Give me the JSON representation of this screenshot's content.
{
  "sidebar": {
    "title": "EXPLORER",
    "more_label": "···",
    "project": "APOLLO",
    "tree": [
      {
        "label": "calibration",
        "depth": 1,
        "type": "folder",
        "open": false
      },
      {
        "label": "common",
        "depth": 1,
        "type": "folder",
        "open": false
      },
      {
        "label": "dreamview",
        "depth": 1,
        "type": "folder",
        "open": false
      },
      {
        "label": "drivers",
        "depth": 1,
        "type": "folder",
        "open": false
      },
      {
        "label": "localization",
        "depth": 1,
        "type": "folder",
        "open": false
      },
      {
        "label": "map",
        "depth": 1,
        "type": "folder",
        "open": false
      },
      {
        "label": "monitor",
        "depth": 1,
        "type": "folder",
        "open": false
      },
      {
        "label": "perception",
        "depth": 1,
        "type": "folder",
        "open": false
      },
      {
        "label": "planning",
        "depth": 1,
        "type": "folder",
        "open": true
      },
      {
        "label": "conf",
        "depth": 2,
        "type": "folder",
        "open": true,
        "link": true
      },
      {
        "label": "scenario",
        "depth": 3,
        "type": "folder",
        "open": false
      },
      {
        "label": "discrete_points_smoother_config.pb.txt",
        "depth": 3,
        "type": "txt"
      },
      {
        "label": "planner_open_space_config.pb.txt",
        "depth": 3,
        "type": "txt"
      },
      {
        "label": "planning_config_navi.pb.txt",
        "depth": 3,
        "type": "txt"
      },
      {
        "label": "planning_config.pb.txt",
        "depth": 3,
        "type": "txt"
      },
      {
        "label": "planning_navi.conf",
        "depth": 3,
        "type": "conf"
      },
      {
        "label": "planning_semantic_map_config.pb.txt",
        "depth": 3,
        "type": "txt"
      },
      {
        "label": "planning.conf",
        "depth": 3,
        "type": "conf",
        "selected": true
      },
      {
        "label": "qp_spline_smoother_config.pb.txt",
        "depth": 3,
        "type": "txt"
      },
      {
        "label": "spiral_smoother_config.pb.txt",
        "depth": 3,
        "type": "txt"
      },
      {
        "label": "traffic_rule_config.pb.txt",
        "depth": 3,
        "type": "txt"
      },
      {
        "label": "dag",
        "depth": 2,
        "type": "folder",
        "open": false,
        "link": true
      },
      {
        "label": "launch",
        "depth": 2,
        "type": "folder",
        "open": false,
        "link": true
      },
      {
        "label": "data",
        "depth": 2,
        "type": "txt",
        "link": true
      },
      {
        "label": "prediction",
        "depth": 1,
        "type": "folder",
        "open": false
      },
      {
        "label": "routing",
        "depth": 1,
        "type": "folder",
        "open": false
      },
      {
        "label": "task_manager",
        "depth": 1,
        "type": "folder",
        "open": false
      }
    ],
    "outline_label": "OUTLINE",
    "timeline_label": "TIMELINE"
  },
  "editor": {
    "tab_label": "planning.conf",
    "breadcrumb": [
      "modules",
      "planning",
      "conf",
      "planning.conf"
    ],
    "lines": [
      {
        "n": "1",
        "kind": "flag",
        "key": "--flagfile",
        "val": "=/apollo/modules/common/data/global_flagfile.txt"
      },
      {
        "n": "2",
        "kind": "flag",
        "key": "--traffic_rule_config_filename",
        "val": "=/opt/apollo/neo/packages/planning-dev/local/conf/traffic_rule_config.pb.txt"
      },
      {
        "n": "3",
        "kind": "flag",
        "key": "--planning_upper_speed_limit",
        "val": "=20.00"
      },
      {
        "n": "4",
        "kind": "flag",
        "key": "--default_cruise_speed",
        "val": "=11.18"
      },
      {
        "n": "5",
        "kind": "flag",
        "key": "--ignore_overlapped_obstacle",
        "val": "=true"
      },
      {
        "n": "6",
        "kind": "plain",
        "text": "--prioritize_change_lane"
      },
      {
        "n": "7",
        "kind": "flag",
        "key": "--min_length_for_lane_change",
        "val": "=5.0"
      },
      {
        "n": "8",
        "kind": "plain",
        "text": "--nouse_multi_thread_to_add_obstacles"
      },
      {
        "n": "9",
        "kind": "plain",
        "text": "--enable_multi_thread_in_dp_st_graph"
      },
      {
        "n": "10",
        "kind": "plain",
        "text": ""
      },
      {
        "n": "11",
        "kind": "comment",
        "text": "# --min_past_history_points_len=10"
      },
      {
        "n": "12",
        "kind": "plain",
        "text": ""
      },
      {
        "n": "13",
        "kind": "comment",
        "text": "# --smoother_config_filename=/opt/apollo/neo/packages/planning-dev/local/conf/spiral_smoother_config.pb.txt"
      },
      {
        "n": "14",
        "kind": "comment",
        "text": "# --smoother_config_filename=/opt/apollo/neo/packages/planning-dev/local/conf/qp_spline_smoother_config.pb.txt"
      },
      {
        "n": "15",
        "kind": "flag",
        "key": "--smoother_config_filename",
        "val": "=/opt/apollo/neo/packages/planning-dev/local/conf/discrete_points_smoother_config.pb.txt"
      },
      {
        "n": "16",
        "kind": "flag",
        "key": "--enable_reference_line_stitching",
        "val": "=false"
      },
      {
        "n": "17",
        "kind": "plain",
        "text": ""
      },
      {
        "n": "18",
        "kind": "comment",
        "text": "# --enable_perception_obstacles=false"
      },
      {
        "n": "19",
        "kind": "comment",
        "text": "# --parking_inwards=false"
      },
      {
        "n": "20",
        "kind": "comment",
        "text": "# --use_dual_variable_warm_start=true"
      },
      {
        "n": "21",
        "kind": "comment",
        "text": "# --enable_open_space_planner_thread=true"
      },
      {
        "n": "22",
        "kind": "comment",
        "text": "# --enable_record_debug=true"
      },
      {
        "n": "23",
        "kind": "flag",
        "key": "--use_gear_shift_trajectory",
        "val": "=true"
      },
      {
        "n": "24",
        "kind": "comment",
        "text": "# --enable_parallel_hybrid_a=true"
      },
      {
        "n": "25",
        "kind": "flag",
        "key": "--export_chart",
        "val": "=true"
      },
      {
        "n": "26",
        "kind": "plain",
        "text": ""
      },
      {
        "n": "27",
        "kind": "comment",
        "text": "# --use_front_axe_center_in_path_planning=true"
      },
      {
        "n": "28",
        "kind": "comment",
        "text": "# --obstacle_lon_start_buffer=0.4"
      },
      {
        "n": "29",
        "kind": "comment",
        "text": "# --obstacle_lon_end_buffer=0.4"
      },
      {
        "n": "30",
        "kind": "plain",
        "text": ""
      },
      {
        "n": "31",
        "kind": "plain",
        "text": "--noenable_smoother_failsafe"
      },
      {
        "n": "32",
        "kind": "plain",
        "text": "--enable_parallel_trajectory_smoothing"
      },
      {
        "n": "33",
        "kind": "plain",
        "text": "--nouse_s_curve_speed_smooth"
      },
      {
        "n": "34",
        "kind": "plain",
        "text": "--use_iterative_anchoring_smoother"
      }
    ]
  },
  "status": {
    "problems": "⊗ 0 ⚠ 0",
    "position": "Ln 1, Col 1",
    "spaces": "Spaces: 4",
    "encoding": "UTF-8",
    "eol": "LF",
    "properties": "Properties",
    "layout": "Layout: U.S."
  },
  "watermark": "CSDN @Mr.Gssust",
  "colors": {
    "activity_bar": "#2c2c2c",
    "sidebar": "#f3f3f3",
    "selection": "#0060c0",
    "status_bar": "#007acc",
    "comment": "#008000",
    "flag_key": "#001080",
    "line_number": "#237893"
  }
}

---

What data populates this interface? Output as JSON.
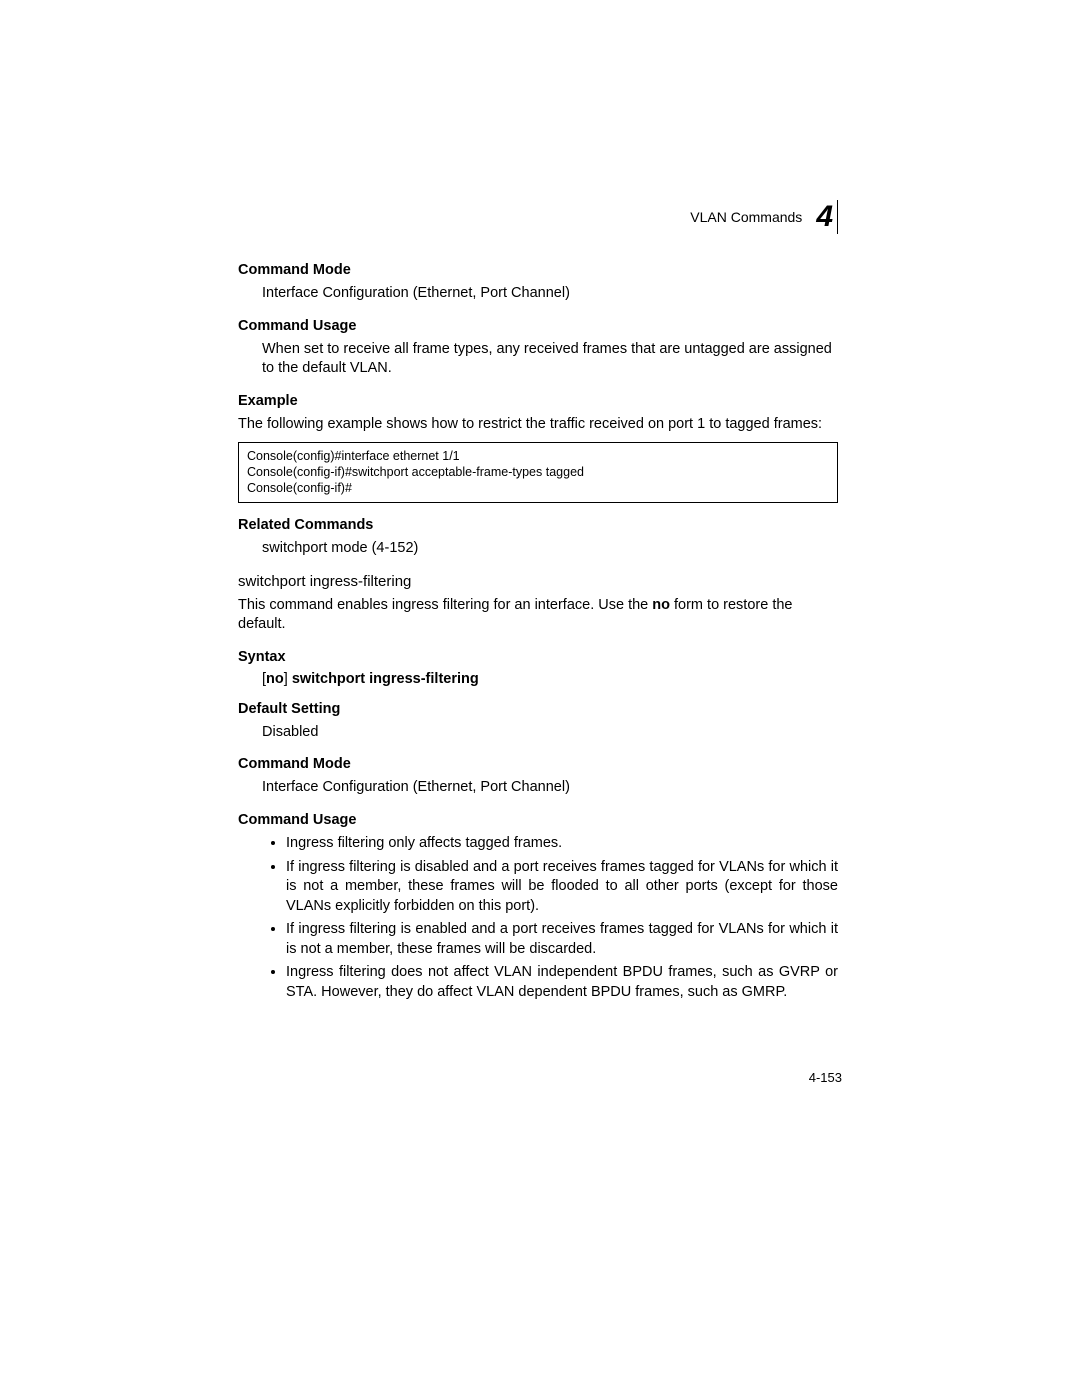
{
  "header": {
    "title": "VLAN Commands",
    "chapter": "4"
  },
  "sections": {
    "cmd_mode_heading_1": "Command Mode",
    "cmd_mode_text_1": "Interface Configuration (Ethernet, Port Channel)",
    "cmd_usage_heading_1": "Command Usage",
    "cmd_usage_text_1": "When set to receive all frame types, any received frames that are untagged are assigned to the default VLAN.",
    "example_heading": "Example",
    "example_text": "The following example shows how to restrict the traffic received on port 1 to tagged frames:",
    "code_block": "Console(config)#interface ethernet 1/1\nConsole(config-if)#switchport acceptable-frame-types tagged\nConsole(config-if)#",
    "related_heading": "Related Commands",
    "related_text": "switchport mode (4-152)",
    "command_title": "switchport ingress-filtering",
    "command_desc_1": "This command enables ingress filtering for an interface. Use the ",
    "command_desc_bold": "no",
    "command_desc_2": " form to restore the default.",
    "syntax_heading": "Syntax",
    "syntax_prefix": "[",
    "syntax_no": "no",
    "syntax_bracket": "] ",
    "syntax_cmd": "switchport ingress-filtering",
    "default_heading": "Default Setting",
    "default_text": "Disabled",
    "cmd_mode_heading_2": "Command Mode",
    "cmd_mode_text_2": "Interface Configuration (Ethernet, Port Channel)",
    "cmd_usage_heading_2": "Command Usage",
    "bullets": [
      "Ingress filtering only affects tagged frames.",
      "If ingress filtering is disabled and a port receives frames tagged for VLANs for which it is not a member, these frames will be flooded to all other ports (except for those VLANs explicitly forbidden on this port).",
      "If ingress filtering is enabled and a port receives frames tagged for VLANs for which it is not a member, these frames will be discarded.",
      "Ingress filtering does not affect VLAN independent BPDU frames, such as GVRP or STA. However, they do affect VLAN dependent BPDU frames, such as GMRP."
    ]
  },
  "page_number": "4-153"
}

...

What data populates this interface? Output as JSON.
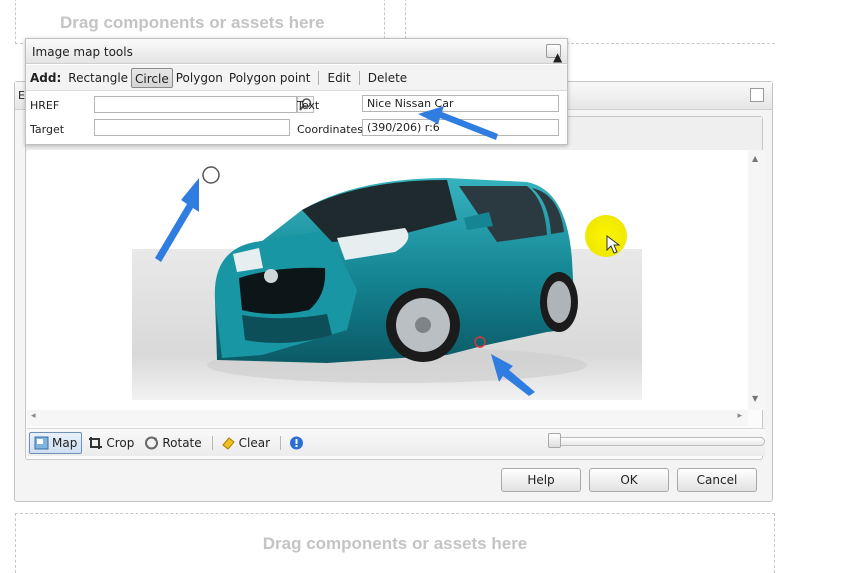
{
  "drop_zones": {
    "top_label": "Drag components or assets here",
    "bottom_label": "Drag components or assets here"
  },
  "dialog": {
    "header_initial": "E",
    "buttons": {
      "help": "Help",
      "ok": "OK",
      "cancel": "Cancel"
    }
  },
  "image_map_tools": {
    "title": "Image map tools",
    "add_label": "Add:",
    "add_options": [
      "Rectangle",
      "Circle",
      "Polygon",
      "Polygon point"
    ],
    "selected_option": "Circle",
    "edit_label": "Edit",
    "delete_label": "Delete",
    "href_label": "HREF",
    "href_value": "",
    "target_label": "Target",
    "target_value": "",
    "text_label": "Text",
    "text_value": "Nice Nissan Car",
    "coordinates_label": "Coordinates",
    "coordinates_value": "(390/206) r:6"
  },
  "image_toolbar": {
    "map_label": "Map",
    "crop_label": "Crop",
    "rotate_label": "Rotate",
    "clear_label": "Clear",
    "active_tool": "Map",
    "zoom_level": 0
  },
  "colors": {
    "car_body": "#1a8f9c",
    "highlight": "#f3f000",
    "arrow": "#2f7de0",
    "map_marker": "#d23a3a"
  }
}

What the task asks
Copy the lines from the entries above in which the word "VLANs" appears.

Result of the task
      "If ingress filtering is disabled and a port receives frames tagged for VLANs for which it is not a member, these frames will be flooded to all other ports (except for those VLANs explicitly forbidden on this port).",
      "If ingress filtering is enabled and a port receives frames tagged for VLANs for which it is not a member, these frames will be discarded.",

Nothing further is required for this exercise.